### Aim of the exercise
For the records below, say how many lines contain the string "spectrum". Give the number only.

* START Material to process *

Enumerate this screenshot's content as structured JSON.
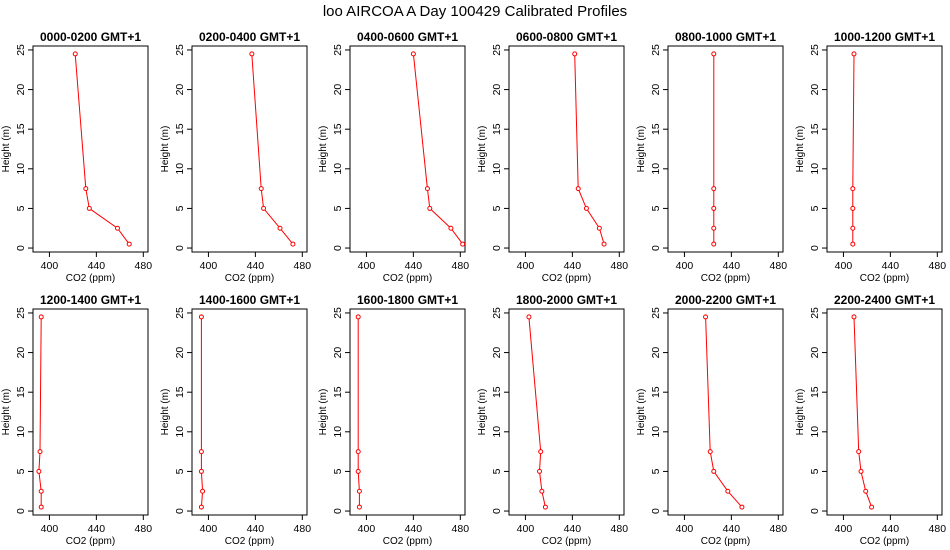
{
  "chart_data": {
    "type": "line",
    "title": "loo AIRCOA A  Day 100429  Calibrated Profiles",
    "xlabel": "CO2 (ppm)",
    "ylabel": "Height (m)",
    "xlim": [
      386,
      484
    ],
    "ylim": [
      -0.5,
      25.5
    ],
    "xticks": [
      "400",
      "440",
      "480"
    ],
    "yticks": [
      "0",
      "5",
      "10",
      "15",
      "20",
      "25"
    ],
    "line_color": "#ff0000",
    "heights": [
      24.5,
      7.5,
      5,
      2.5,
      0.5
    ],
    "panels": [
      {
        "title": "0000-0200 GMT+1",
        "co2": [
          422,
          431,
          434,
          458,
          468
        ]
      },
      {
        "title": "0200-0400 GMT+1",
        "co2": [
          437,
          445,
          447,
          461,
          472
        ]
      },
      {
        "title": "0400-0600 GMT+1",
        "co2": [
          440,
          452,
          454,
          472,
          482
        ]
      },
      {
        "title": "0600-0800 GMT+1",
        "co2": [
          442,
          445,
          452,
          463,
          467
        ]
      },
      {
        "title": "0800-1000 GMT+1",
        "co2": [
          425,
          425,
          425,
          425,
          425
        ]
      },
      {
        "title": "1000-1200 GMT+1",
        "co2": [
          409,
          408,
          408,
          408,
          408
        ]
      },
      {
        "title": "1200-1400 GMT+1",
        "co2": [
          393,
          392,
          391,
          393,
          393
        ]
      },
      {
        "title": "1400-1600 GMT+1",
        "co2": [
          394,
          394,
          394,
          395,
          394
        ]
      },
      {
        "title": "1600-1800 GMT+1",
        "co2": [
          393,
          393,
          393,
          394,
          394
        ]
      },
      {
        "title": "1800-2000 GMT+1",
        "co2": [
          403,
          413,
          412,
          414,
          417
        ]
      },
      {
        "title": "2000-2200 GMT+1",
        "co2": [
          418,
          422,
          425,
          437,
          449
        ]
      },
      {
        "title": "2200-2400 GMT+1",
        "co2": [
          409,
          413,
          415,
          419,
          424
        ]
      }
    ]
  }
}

* END Material to process *
* START Material to process *

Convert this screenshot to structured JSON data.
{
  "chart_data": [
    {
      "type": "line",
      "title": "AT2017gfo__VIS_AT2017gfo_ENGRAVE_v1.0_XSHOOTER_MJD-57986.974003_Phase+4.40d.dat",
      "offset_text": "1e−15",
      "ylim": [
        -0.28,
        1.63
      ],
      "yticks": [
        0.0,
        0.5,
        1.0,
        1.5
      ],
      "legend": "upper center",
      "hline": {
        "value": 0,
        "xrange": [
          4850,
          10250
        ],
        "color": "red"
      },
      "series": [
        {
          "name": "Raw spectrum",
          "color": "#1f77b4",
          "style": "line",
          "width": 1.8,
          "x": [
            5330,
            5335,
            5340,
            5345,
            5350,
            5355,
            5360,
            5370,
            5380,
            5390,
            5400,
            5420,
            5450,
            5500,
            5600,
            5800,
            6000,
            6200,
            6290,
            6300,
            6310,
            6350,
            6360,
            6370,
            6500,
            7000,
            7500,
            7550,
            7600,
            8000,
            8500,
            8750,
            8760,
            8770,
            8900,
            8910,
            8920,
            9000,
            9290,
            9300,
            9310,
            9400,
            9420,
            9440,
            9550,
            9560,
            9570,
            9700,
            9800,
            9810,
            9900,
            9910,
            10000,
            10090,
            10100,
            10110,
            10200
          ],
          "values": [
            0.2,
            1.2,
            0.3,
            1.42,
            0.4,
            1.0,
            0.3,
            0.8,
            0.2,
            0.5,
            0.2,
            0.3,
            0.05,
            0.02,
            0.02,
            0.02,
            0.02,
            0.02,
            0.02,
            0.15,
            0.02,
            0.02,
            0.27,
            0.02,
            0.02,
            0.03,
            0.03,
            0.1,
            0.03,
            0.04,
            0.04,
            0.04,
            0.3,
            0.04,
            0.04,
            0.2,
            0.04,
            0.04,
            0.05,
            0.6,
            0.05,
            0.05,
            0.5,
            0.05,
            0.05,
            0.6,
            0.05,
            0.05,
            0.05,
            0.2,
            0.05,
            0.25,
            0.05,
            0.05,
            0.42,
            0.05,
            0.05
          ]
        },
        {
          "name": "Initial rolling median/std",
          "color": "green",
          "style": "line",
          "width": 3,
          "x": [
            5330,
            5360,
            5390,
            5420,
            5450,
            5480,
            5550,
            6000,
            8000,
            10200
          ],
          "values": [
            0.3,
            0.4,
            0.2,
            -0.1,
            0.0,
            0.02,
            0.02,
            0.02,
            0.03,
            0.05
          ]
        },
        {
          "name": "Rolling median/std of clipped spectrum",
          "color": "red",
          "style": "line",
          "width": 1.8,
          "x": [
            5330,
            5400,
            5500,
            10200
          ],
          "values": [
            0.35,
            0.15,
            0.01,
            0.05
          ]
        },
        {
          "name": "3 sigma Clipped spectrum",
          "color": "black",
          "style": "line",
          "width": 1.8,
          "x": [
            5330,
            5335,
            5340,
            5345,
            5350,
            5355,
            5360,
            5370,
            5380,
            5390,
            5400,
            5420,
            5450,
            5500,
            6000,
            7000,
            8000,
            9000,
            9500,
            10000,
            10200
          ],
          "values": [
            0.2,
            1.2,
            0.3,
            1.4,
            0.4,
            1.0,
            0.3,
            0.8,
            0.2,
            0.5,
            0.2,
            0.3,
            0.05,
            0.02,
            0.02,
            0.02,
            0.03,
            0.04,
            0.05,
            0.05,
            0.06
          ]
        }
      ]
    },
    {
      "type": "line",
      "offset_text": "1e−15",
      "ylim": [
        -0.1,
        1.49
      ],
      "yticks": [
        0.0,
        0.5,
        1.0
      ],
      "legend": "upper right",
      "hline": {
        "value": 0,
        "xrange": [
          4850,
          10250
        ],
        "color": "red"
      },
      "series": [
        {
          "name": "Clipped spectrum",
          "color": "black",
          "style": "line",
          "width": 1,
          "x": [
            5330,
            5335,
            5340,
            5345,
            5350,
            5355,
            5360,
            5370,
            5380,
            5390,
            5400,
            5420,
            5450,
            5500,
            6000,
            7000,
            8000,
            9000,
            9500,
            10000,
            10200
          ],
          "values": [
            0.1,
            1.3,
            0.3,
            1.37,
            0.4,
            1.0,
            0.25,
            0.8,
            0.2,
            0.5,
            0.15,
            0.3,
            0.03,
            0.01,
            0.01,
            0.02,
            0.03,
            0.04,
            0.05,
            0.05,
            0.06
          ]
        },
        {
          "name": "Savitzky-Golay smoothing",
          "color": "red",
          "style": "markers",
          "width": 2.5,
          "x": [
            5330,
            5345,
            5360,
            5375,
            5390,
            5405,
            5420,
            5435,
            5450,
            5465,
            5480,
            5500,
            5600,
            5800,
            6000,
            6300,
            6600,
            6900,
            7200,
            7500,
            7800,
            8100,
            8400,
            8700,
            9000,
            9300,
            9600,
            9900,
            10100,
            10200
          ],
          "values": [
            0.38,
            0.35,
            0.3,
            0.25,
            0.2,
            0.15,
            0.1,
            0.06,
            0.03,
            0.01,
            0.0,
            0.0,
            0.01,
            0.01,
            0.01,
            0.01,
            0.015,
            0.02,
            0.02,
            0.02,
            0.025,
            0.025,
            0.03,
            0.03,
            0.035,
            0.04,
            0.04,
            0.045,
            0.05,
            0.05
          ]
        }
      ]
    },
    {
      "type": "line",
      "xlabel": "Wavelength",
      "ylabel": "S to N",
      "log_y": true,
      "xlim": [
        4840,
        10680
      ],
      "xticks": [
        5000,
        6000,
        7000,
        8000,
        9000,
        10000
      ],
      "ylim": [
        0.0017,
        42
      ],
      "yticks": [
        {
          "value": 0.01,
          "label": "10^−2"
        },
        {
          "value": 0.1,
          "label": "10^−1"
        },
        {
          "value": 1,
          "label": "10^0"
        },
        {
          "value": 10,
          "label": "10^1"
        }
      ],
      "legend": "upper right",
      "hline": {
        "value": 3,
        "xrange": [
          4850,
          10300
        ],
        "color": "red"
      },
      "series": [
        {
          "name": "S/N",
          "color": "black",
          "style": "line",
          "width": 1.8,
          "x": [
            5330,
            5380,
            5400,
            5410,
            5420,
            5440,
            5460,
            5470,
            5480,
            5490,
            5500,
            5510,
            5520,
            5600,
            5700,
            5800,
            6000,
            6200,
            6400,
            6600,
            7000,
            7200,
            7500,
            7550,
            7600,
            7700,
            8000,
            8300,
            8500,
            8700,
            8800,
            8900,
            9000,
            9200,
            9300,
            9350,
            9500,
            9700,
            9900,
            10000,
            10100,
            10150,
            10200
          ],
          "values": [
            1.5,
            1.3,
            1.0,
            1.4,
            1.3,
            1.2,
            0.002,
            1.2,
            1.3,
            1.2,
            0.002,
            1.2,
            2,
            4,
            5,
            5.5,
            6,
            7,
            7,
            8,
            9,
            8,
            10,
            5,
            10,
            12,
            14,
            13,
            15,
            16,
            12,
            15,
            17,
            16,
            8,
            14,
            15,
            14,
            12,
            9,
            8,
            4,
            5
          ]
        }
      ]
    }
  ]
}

* END Material to process *

### Result of this exercise
4